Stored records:
===============
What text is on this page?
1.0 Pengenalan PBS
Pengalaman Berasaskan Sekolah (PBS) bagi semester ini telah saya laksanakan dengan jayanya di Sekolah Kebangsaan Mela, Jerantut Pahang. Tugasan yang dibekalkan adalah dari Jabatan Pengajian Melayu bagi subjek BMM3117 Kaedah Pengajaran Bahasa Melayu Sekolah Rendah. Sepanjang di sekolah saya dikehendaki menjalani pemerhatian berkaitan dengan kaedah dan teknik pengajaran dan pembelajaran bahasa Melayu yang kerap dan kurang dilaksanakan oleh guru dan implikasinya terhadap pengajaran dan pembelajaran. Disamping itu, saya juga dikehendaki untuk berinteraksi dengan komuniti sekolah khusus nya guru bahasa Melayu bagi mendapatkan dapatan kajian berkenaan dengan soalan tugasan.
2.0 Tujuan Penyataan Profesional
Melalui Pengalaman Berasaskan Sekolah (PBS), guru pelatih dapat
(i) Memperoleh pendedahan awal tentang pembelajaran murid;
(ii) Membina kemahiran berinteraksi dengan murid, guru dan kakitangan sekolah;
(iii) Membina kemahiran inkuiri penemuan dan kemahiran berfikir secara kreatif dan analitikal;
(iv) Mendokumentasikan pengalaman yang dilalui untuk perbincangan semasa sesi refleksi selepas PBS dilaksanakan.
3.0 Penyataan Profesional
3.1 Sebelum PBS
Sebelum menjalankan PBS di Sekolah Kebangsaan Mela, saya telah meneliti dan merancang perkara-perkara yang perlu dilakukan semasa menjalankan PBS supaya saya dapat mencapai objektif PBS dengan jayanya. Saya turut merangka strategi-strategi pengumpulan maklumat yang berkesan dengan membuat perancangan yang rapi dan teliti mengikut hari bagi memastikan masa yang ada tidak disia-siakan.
===============
§ **To be done**:
Please quote the data above in full, with no line missing.

§ **Task solution**:
What text is on this page?
1.0 Pengenalan PBS
Pengalaman Berasaskan Sekolah (PBS) bagi semester ini telah saya laksanakan dengan jayanya di Sekolah Kebangsaan Mela, Jerantut Pahang. Tugasan yang dibekalkan adalah dari Jabatan Pengajian Melayu bagi subjek BMM3117 Kaedah Pengajaran Bahasa Melayu Sekolah Rendah. Sepanjang di sekolah saya dikehendaki menjalani pemerhatian berkaitan dengan kaedah dan teknik pengajaran dan pembelajaran bahasa Melayu yang kerap dan kurang dilaksanakan oleh guru dan implikasinya terhadap pengajaran dan pembelajaran. Disamping itu, saya juga dikehendaki untuk berinteraksi dengan komuniti sekolah khusus nya guru bahasa Melayu bagi mendapatkan dapatan kajian berkenaan dengan soalan tugasan.
2.0 Tujuan Penyataan Profesional
Melalui Pengalaman Berasaskan Sekolah (PBS), guru pelatih dapat
(i) Memperoleh pendedahan awal tentang pembelajaran murid;
(ii) Membina kemahiran berinteraksi dengan murid, guru dan kakitangan sekolah;
(iii) Membina kemahiran inkuiri penemuan dan kemahiran berfikir secara kreatif dan analitikal;
(iv) Mendokumentasikan pengalaman yang dilalui untuk perbincangan semasa sesi refleksi selepas PBS dilaksanakan.
3.0 Penyataan Profesional
3.1 Sebelum PBS
Sebelum menjalankan PBS di Sekolah Kebangsaan Mela, saya telah meneliti dan merancang perkara-perkara yang perlu dilakukan semasa menjalankan PBS supaya saya dapat mencapai objektif PBS dengan jayanya. Saya turut merangka strategi-strategi pengumpulan maklumat yang berkesan dengan membuat perancangan yang rapi dan teliti mengikut hari bagi memastikan masa yang ada tidak disia-siakan.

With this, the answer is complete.